_GOAL_: Go over the entries below line by line, copying each one that contains the word "JSON".

Records:
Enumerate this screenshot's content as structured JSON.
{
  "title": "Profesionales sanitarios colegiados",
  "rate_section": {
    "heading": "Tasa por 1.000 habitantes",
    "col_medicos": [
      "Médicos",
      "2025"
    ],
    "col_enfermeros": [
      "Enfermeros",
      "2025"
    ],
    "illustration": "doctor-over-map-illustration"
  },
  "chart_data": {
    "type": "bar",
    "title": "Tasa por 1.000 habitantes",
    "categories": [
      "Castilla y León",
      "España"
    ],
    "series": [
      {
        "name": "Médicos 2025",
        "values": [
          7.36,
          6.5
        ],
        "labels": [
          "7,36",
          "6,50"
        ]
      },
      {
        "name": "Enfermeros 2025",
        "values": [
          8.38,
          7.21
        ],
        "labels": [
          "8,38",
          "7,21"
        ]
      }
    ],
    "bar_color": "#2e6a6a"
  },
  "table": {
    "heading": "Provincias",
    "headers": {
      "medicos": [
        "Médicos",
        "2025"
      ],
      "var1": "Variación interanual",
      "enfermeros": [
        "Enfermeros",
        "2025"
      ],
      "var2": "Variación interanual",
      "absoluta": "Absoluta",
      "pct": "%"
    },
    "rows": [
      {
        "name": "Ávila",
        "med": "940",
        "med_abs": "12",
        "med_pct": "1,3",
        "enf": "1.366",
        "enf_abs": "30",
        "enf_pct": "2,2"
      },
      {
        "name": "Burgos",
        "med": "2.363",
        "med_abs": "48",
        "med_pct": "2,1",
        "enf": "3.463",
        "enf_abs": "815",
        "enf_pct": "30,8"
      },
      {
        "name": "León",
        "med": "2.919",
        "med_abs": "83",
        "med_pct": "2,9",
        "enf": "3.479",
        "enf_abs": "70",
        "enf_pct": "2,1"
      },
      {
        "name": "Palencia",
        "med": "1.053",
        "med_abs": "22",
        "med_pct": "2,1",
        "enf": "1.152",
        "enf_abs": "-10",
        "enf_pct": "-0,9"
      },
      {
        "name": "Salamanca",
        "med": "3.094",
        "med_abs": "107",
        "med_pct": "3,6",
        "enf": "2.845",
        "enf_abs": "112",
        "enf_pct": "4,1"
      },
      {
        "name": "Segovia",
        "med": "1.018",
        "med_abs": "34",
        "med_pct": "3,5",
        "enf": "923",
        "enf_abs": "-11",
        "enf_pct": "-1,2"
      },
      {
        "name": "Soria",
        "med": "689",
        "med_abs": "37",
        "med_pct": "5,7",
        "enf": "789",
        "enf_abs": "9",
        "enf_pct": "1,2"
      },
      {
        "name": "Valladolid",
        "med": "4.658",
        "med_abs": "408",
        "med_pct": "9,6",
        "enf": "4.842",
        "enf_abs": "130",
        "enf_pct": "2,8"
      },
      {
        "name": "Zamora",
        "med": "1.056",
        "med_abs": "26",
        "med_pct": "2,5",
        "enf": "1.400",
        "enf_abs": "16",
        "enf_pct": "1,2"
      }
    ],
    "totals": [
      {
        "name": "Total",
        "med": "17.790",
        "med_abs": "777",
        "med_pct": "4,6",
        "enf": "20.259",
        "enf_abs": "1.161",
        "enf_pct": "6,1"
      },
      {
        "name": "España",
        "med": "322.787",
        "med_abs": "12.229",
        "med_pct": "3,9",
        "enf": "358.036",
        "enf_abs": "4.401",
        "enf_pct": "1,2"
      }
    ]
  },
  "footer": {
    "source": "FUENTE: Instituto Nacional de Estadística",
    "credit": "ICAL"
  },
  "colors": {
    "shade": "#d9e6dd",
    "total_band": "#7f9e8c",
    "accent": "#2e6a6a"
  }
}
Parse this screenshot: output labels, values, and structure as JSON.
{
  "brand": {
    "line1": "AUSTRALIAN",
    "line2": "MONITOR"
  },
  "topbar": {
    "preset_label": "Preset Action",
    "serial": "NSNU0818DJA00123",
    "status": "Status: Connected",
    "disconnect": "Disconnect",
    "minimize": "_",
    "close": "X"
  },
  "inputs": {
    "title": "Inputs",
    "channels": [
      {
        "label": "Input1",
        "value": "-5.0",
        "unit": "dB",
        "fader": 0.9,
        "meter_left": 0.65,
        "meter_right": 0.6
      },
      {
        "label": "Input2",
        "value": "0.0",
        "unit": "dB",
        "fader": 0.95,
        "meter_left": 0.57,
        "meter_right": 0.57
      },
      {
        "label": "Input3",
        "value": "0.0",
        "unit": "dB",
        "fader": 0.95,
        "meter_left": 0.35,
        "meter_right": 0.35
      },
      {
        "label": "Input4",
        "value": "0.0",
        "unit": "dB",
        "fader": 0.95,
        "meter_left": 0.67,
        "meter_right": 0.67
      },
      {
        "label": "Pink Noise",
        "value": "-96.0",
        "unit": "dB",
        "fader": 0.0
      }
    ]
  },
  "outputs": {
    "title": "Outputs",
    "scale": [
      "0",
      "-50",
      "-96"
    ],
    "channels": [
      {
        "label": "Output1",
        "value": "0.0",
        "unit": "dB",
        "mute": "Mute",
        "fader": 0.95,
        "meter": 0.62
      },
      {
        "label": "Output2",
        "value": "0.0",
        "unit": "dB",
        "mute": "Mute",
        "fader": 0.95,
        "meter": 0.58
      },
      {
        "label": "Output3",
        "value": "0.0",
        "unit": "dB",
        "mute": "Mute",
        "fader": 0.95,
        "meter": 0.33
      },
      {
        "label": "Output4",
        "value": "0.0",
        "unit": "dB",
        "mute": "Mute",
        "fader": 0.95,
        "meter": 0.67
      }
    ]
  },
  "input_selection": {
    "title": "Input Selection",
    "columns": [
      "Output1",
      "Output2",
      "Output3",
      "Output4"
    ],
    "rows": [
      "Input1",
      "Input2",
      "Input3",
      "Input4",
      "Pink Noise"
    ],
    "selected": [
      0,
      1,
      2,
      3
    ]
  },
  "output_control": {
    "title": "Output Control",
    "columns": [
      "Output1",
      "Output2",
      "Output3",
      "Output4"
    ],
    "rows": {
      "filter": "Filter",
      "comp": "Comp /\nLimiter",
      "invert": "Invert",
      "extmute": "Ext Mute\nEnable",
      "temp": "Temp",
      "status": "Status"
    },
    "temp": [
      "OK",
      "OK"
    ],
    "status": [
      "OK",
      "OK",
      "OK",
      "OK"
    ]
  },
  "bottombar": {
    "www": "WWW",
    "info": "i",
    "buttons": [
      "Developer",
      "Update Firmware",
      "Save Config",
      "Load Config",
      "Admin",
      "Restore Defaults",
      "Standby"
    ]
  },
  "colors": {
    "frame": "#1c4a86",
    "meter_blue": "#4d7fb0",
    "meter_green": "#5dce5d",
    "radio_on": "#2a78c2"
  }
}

_COMPLETED EXERCISE_:
Enumerate this screenshot's content as structured JSON.
Parse this screenshot: output labels, values, and structure as JSON.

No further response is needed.